**Aim of the exercise**
Print all records exactly, leaving nothing out.

-------- Record list --------

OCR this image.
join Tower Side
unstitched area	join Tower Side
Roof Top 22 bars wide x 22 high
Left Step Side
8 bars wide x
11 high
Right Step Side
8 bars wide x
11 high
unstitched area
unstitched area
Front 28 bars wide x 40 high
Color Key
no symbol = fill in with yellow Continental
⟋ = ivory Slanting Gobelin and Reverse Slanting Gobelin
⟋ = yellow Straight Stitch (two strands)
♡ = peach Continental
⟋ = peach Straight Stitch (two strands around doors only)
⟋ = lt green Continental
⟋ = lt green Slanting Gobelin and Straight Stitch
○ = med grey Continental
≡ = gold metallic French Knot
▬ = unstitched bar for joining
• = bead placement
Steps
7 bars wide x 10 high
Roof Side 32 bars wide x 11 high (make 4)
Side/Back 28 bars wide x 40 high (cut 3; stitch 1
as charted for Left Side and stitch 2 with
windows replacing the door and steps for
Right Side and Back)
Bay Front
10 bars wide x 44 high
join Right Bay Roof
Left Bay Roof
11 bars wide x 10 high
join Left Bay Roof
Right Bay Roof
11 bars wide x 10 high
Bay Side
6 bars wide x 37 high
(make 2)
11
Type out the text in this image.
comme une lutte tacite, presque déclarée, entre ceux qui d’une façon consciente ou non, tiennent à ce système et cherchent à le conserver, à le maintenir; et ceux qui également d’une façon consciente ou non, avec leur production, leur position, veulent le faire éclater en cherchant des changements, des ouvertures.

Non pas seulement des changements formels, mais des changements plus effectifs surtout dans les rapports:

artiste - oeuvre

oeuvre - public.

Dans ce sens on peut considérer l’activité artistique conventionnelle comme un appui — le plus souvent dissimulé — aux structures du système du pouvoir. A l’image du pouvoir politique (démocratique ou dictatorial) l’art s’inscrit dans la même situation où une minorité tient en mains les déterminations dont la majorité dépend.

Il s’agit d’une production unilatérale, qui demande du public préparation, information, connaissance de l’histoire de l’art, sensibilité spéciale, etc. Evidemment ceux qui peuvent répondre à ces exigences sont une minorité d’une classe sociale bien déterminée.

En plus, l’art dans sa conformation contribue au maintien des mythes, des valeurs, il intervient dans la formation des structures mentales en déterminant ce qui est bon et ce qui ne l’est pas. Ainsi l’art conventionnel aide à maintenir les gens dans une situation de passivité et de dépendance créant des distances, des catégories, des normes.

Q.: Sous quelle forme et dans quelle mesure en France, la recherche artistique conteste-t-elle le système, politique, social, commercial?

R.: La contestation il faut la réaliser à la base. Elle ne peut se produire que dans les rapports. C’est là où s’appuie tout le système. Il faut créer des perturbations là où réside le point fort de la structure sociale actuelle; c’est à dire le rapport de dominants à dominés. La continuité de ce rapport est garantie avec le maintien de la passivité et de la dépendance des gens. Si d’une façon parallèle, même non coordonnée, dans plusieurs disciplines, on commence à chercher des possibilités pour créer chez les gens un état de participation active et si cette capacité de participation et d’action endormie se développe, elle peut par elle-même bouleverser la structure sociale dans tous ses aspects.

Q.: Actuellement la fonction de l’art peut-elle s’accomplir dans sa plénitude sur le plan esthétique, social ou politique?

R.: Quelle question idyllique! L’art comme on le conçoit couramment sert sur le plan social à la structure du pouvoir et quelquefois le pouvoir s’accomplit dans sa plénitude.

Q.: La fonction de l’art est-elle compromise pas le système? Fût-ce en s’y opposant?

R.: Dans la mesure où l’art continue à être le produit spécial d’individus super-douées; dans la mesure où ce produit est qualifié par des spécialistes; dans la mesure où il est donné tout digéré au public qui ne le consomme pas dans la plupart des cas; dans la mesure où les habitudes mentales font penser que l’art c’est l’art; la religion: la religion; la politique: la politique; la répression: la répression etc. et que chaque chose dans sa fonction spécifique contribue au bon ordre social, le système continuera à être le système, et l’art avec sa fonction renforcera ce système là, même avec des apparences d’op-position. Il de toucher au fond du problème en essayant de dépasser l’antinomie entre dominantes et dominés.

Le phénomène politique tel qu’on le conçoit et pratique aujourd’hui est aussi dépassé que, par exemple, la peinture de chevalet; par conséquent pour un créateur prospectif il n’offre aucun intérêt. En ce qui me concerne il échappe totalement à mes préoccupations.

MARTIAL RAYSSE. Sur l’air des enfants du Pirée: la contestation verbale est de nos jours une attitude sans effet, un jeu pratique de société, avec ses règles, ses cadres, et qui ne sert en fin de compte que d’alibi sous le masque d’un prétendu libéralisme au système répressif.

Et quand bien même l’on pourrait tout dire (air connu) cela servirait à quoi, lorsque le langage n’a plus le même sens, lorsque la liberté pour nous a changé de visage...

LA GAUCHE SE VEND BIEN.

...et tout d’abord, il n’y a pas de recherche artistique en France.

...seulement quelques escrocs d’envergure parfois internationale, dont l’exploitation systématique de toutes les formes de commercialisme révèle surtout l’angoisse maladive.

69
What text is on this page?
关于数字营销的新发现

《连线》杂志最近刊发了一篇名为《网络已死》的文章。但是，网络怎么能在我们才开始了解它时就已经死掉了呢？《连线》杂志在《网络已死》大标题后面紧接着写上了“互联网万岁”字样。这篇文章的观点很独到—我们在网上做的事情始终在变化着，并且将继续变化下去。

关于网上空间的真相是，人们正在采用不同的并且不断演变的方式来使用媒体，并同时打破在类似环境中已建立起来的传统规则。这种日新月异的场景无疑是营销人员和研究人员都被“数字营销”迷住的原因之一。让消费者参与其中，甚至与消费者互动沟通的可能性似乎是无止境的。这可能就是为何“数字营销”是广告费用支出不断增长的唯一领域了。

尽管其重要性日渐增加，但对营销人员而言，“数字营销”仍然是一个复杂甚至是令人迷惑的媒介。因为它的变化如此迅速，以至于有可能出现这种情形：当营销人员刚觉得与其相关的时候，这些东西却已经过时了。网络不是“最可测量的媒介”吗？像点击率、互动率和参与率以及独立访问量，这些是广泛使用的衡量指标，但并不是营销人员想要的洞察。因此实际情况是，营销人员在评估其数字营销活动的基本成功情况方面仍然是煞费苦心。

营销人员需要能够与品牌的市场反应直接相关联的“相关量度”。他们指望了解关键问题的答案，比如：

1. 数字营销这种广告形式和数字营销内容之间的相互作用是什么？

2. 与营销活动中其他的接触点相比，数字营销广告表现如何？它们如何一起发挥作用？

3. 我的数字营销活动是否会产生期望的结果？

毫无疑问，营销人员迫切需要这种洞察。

--------

**Reply**
OCR this image.
join Tower Side
unstitched area	join Tower Side
Roof Top 22 bars wide x 22 high
Left Step Side
8 bars wide x
11 high
Right Step Side
8 bars wide x
11 high
unstitched area
unstitched area
Front 28 bars wide x 40 high
Color Key
no symbol = fill in with yellow Continental
⟋ = ivory Slanting Gobelin and Reverse Slanting Gobelin
⟋ = yellow Straight Stitch (two strands)
♡ = peach Continental
⟋ = peach Straight Stitch (two strands around doors only)
⟋ = lt green Continental
⟋ = lt green Slanting Gobelin and Straight Stitch
○ = med grey Continental
≡ = gold metallic French Knot
▬ = unstitched bar for joining
• = bead placement
Steps
7 bars wide x 10 high
Roof Side 32 bars wide x 11 high (make 4)
Side/Back 28 bars wide x 40 high (cut 3; stitch 1
as charted for Left Side and stitch 2 with
windows replacing the door and steps for
Right Side and Back)
Bay Front
10 bars wide x 44 high
join Right Bay Roof
Left Bay Roof
11 bars wide x 10 high
join Left Bay Roof
Right Bay Roof
11 bars wide x 10 high
Bay Side
6 bars wide x 37 high
(make 2)
11
Type out the text in this image.
comme une lutte tacite, presque déclarée, entre ceux qui d’une façon consciente ou non, tiennent à ce système et cherchent à le conserver, à le maintenir; et ceux qui également d’une façon consciente ou non, avec leur production, leur position, veulent le faire éclater en cherchant des changements, des ouvertures.

Non pas seulement des changements formels, mais des changements plus effectifs surtout dans les rapports:

artiste - oeuvre

oeuvre - public.

Dans ce sens on peut considérer l’activité artistique conventionnelle comme un appui — le plus souvent dissimulé — aux structures du système du pouvoir. A l’image du pouvoir politique (démocratique ou dictatorial) l’art s’inscrit dans la même situation où une minorité tient en mains les déterminations dont la majorité dépend.

Il s’agit d’une production unilatérale, qui demande du public préparation, information, connaissance de l’histoire de l’art, sensibilité spéciale, etc. Evidemment ceux qui peuvent répondre à ces exigences sont une minorité d’une classe sociale bien déterminée.

En plus, l’art dans sa conformation contribue au maintien des mythes, des valeurs, il intervient dans la formation des structures mentales en déterminant ce qui est bon et ce qui ne l’est pas. Ainsi l’art conventionnel aide à maintenir les gens dans une situation de passivité et de dépendance créant des distances, des catégories, des normes.

Q.: Sous quelle forme et dans quelle mesure en France, la recherche artistique conteste-t-elle le système, politique, social, commercial?

R.: La contestation il faut la réaliser à la base. Elle ne peut se produire que dans les rapports. C’est là où s’appuie tout le système. Il faut créer des perturbations là où réside le point fort de la structure sociale actuelle; c’est à dire le rapport de dominants à dominés. La continuité de ce rapport est garantie avec le maintien de la passivité et de la dépendance des gens. Si d’une façon parallèle, même non coordonnée, dans plusieurs disciplines, on commence à chercher des possibilités pour créer chez les gens un état de participation active et si cette capacité de participation et d’action endormie se développe, elle peut par elle-même bouleverser la structure sociale dans tous ses aspects.

Q.: Actuellement la fonction de l’art peut-elle s’accomplir dans sa plénitude sur le plan esthétique, social ou politique?

R.: Quelle question idyllique! L’art comme on le conçoit couramment sert sur le plan social à la structure du pouvoir et quelquefois le pouvoir s’accomplit dans sa plénitude.

Q.: La fonction de l’art est-elle compromise pas le système? Fût-ce en s’y opposant?

R.: Dans la mesure où l’art continue à être le produit spécial d’individus super-douées; dans la mesure où ce produit est qualifié par des spécialistes; dans la mesure où il est donné tout digéré au public qui ne le consomme pas dans la plupart des cas; dans la mesure où les habitudes mentales font penser que l’art c’est l’art; la religion: la religion; la politique: la politique; la répression: la répression etc. et que chaque chose dans sa fonction spécifique contribue au bon ordre social, le système continuera à être le système, et l’art avec sa fonction renforcera ce système là, même avec des apparences d’op-position. Il de toucher au fond du problème en essayant de dépasser l’antinomie entre dominantes et dominés.

Le phénomène politique tel qu’on le conçoit et pratique aujourd’hui est aussi dépassé que, par exemple, la peinture de chevalet; par conséquent pour un créateur prospectif il n’offre aucun intérêt. En ce qui me concerne il échappe totalement à mes préoccupations.

MARTIAL RAYSSE. Sur l’air des enfants du Pirée: la contestation verbale est de nos jours une attitude sans effet, un jeu pratique de société, avec ses règles, ses cadres, et qui ne sert en fin de compte que d’alibi sous le masque d’un prétendu libéralisme au système répressif.

Et quand bien même l’on pourrait tout dire (air connu) cela servirait à quoi, lorsque le langage n’a plus le même sens, lorsque la liberté pour nous a changé de visage...

LA GAUCHE SE VEND BIEN.

...et tout d’abord, il n’y a pas de recherche artistique en France.

...seulement quelques escrocs d’envergure parfois internationale, dont l’exploitation systématique de toutes les formes de commercialisme révèle surtout l’angoisse maladive.

69
What text is on this page?
关于数字营销的新发现

《连线》杂志最近刊发了一篇名为《网络已死》的文章。但是，网络怎么能在我们才开始了解它时就已经死掉了呢？《连线》杂志在《网络已死》大标题后面紧接着写上了“互联网万岁”字样。这篇文章的观点很独到—我们在网上做的事情始终在变化着，并且将继续变化下去。

关于网上空间的真相是，人们正在采用不同的并且不断演变的方式来使用媒体，并同时打破在类似环境中已建立起来的传统规则。这种日新月异的场景无疑是营销人员和研究人员都被“数字营销”迷住的原因之一。让消费者参与其中，甚至与消费者互动沟通的可能性似乎是无止境的。这可能就是为何“数字营销”是广告费用支出不断增长的唯一领域了。

尽管其重要性日渐增加，但对营销人员而言，“数字营销”仍然是一个复杂甚至是令人迷惑的媒介。因为它的变化如此迅速，以至于有可能出现这种情形：当营销人员刚觉得与其相关的时候，这些东西却已经过时了。网络不是“最可测量的媒介”吗？像点击率、互动率和参与率以及独立访问量，这些是广泛使用的衡量指标，但并不是营销人员想要的洞察。因此实际情况是，营销人员在评估其数字营销活动的基本成功情况方面仍然是煞费苦心。

营销人员需要能够与品牌的市场反应直接相关联的“相关量度”。他们指望了解关键问题的答案，比如：

1. 数字营销这种广告形式和数字营销内容之间的相互作用是什么？

2. 与营销活动中其他的接触点相比，数字营销广告表现如何？它们如何一起发挥作用？

3. 我的数字营销活动是否会产生期望的结果？

毫无疑问，营销人员迫切需要这种洞察。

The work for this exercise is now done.